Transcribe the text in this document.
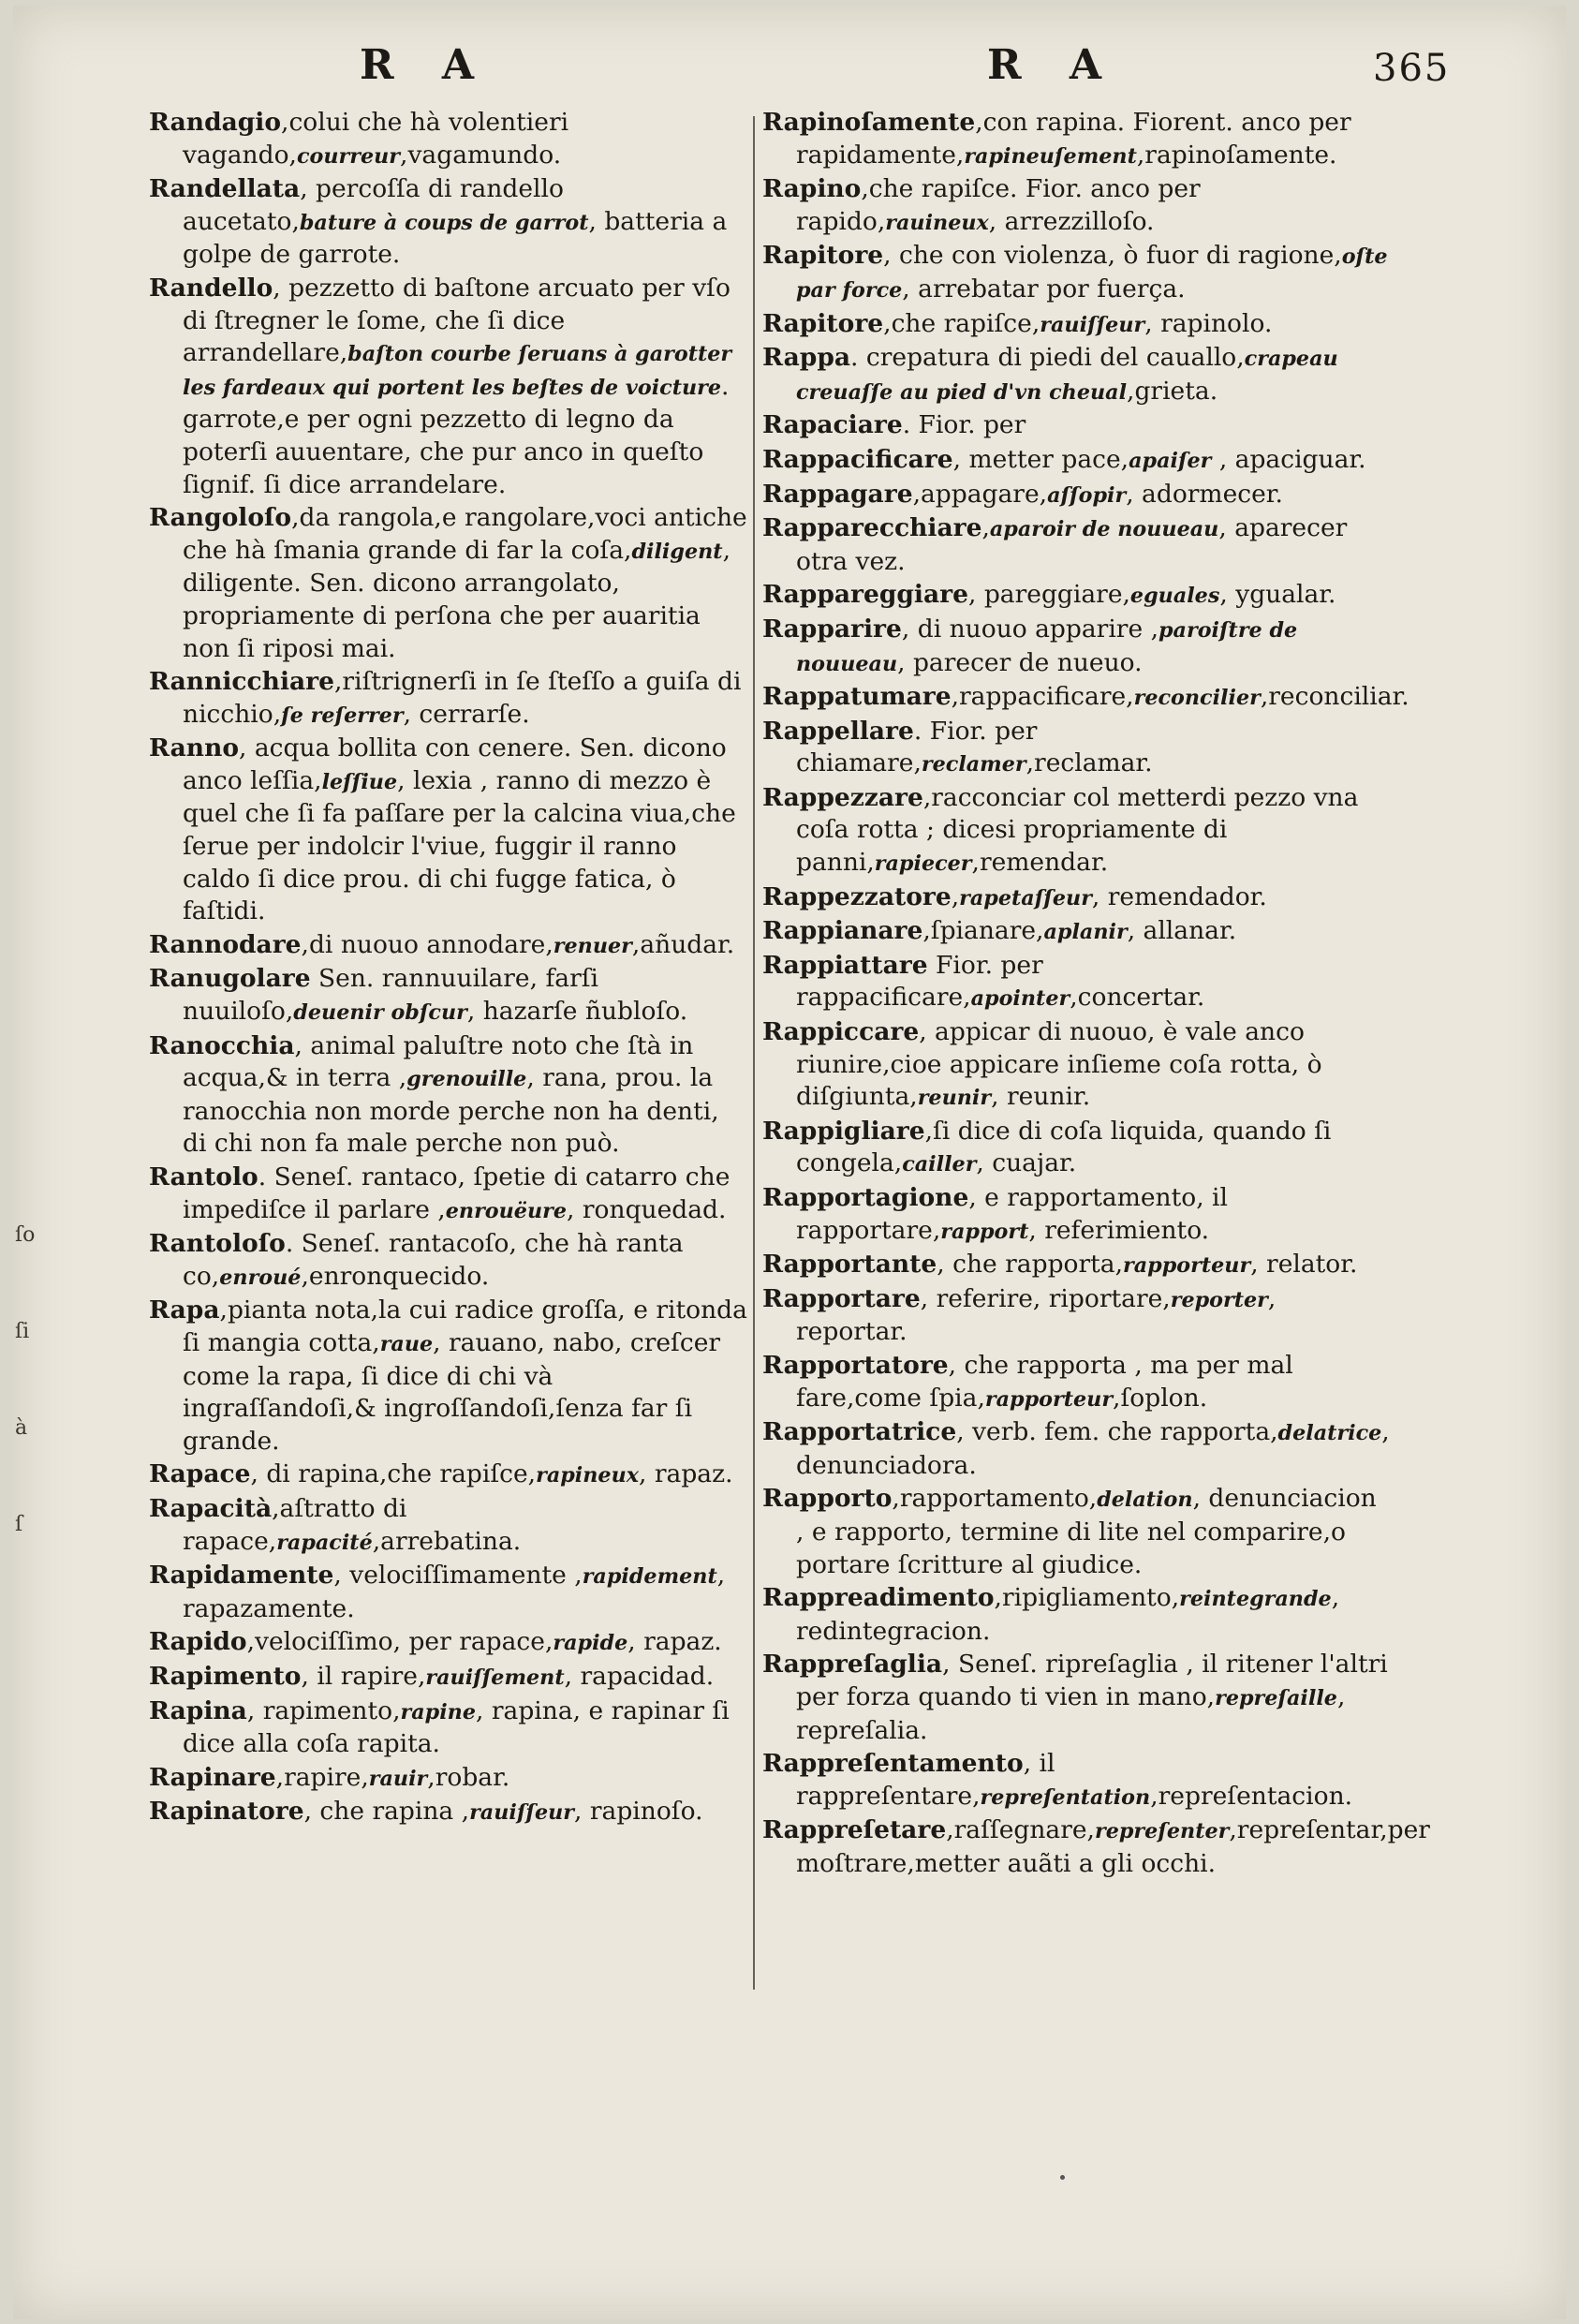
R A	R A	365

Randagio,colui che hà volentieri vagando,courreur,vagamundo.

Randellata, percoſſa di randello aucetato,bature à coups de garrot, batteria a golpe de garrote.

Randello, pezzetto di baſtone arcuato per vſo di ſtregner le ſome, che ſi dice arrandellare,baſton courbe ſeruans à garotter les fardeaux qui portent les beſtes de voicture. garrote,e per ogni pezzetto di legno da poterſi auuentare, che pur anco in queſto ſignif. ſi dice arrandelare.

Rangoloſo,da rangola,e rangolare,voci antiche che hà ſmania grande di far la coſa,diligent, diligente. Sen. dicono arrangolato, propriamente di perſona che per auaritia non ſi riposi mai.

Rannicchiare,riſtrignerſi in ſe ſteſſo a guiſa di nicchio,ſe reſerrer, cerrarſe.

Ranno, acqua bollita con cenere. Sen. dicono anco leſſia,leſſiue, lexia , ranno di mezzo è quel che ſi fa paſſare per la calcina viua,che ſerue per indolcir l'viue, fuggir il ranno caldo ſi dice prou. di chi fugge fatica, ò faſtidi.

Rannodare,di nuouo annodare,renuer,añudar.

Ranugolare Sen. rannuuilare, farſi nuuiloſo,deuenir obſcur, hazarſe ñubloſo.

Ranocchia, animal paluſtre noto che ſtà in acqua,& in terra ,grenouille, rana, prou. la ranocchia non morde perche non ha denti, di chi non fa male perche non può.

Rantolo. Seneſ. rantaco, ſpetie di catarro che impediſce il parlare ,enrouëure, ronquedad.

Rantoloſo. Seneſ. rantacoſo, che hà ranta co,enroué,enronquecido.

Rapa,pianta nota,la cui radice groſſa, e ritonda ſi mangia cotta,raue, rauano, nabo, creſcer come la rapa, ſi dice di chi và ingraſſandoſi,& ingroſſandoſi,ſenza far ſi grande.

Rapace, di rapina,che rapiſce,rapineux, rapaz.

Rapacità,aſtratto di rapace,rapacité,arrebatina.

Rapidamente, velociſſimamente ,rapidement, rapazamente.

Rapido,velociſſimo, per rapace,rapide, rapaz.

Rapimento, il rapire,rauiſſement, rapacidad.

Rapina, rapimento,rapine, rapina, e rapinar ſi dice alla coſa rapita.

Rapinare,rapire,rauir,robar.

Rapinatore, che rapina ,rauiſſeur, rapinoſo.

Rapinoſamente,con rapina. Fiorent. anco per rapidamente,rapineuſement,rapinoſamente.

Rapino,che rapiſce. Fior. anco per rapido,rauineux, arrezzilloſo.

Rapitore, che con violenza, ò fuor di ragione,oſte par force, arrebatar por fuerça.

Rapitore,che rapiſce,rauiſſeur, rapinolo.

Rappa. crepatura di piedi del cauallo,crapeau creuaſſe au pied d'vn cheual,grieta.

Rapaciare. Fior. per

Rappacificare, metter pace,apaiſer , apaciguar.

Rappagare,appagare,aſſopir, adormecer.

Rapparecchiare,aparoir de nouueau, aparecer otra vez.

Rappareggiare, pareggiare,eguales, ygualar.

Rapparire, di nuouo apparire ,paroiſtre de nouueau, parecer de nueuo.

Rappatumare,rappacificare,reconcilier,reconciliar.

Rappellare. Fior. per chiamare,reclamer,reclamar.

Rappezzare,racconciar col metterdi pezzo vna coſa rotta ; dicesi propriamente di panni,rapiecer,remendar.

Rappezzatore,rapetaſſeur, remendador.

Rappianare,ſpianare,aplanir, allanar.

Rappiattare Fior. per rappacificare,apointer,concertar.

Rappiccare, appicar di nuouo, è vale anco riunire,cioe appicare inſieme coſa rotta, ò diſgiunta,reunir, reunir.

Rappigliare,ſi dice di coſa liquida, quando ſi congela,cailler, cuajar.

Rapportagione, e rapportamento, il rapportare,rapport, referimiento.

Rapportante, che rapporta,rapporteur, relator.

Rapportare, referire, riportare,reporter, reportar.

Rapportatore, che rapporta , ma per mal fare,come ſpia,rapporteur,ſoplon.

Rapportatrice, verb. fem. che rapporta,delatrice, denunciadora.

Rapporto,rapportamento,delation, denunciacion , e rapporto, termine di lite nel comparire,o portare ſcritture al giudice.

Rappreadimento,ripigliamento,reintegrande, redintegracion.

Rappreſaglia, Seneſ. ripreſaglia , il ritener l'altri per forza quando ti vien in mano,repreſaille, repreſalia.

Rappreſentamento, il rappreſentare,repreſentation,repreſentacion.

Rappreſetare,raſſegnare,repreſenter,repreſentar,per moſtrare,metter auãti a gli occhi.

ſo
ſi
à
ſ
• • • • •
**PROBLEM STATEMENT**: Reproduce all the records verbatim, excluding images.

**THE REPLY**:
Transcribe the text in this document.
R A	R A	365

Randagio,colui che hà volentieri vagando,courreur,vagamundo.

Randellata, percoſſa di randello aucetato,bature à coups de garrot, batteria a golpe de garrote.

Randello, pezzetto di baſtone arcuato per vſo di ſtregner le ſome, che ſi dice arrandellare,baſton courbe ſeruans à garotter les fardeaux qui portent les beſtes de voicture. garrote,e per ogni pezzetto di legno da poterſi auuentare, che pur anco in queſto ſignif. ſi dice arrandelare.

Rangoloſo,da rangola,e rangolare,voci antiche che hà ſmania grande di far la coſa,diligent, diligente. Sen. dicono arrangolato, propriamente di perſona che per auaritia non ſi riposi mai.

Rannicchiare,riſtrignerſi in ſe ſteſſo a guiſa di nicchio,ſe reſerrer, cerrarſe.

Ranno, acqua bollita con cenere. Sen. dicono anco leſſia,leſſiue, lexia , ranno di mezzo è quel che ſi fa paſſare per la calcina viua,che ſerue per indolcir l'viue, fuggir il ranno caldo ſi dice prou. di chi fugge fatica, ò faſtidi.

Rannodare,di nuouo annodare,renuer,añudar.

Ranugolare Sen. rannuuilare, farſi nuuiloſo,deuenir obſcur, hazarſe ñubloſo.

Ranocchia, animal paluſtre noto che ſtà in acqua,& in terra ,grenouille, rana, prou. la ranocchia non morde perche non ha denti, di chi non fa male perche non può.

Rantolo. Seneſ. rantaco, ſpetie di catarro che impediſce il parlare ,enrouëure, ronquedad.

Rantoloſo. Seneſ. rantacoſo, che hà ranta co,enroué,enronquecido.

Rapa,pianta nota,la cui radice groſſa, e ritonda ſi mangia cotta,raue, rauano, nabo, creſcer come la rapa, ſi dice di chi và ingraſſandoſi,& ingroſſandoſi,ſenza far ſi grande.

Rapace, di rapina,che rapiſce,rapineux, rapaz.

Rapacità,aſtratto di rapace,rapacité,arrebatina.

Rapidamente, velociſſimamente ,rapidement, rapazamente.

Rapido,velociſſimo, per rapace,rapide, rapaz.

Rapimento, il rapire,rauiſſement, rapacidad.

Rapina, rapimento,rapine, rapina, e rapinar ſi dice alla coſa rapita.

Rapinare,rapire,rauir,robar.

Rapinatore, che rapina ,rauiſſeur, rapinoſo.

Rapinoſamente,con rapina. Fiorent. anco per rapidamente,rapineuſement,rapinoſamente.

Rapino,che rapiſce. Fior. anco per rapido,rauineux, arrezzilloſo.

Rapitore, che con violenza, ò fuor di ragione,oſte par force, arrebatar por fuerça.

Rapitore,che rapiſce,rauiſſeur, rapinolo.

Rappa. crepatura di piedi del cauallo,crapeau creuaſſe au pied d'vn cheual,grieta.

Rapaciare. Fior. per

Rappacificare, metter pace,apaiſer , apaciguar.

Rappagare,appagare,aſſopir, adormecer.

Rapparecchiare,aparoir de nouueau, aparecer otra vez.

Rappareggiare, pareggiare,eguales, ygualar.

Rapparire, di nuouo apparire ,paroiſtre de nouueau, parecer de nueuo.

Rappatumare,rappacificare,reconcilier,reconciliar.

Rappellare. Fior. per chiamare,reclamer,reclamar.

Rappezzare,racconciar col metterdi pezzo vna coſa rotta ; dicesi propriamente di panni,rapiecer,remendar.

Rappezzatore,rapetaſſeur, remendador.

Rappianare,ſpianare,aplanir, allanar.

Rappiattare Fior. per rappacificare,apointer,concertar.

Rappiccare, appicar di nuouo, è vale anco riunire,cioe appicare inſieme coſa rotta, ò diſgiunta,reunir, reunir.

Rappigliare,ſi dice di coſa liquida, quando ſi congela,cailler, cuajar.

Rapportagione, e rapportamento, il rapportare,rapport, referimiento.

Rapportante, che rapporta,rapporteur, relator.

Rapportare, referire, riportare,reporter, reportar.

Rapportatore, che rapporta , ma per mal fare,come ſpia,rapporteur,ſoplon.

Rapportatrice, verb. fem. che rapporta,delatrice, denunciadora.

Rapporto,rapportamento,delation, denunciacion , e rapporto, termine di lite nel comparire,o portare ſcritture al giudice.

Rappreadimento,ripigliamento,reintegrande, redintegracion.

Rappreſaglia, Seneſ. ripreſaglia , il ritener l'altri per forza quando ti vien in mano,repreſaille, repreſalia.

Rappreſentamento, il rappreſentare,repreſentation,repreſentacion.

Rappreſetare,raſſegnare,repreſenter,repreſentar,per moſtrare,metter auãti a gli occhi.

ſo
ſi
à
ſ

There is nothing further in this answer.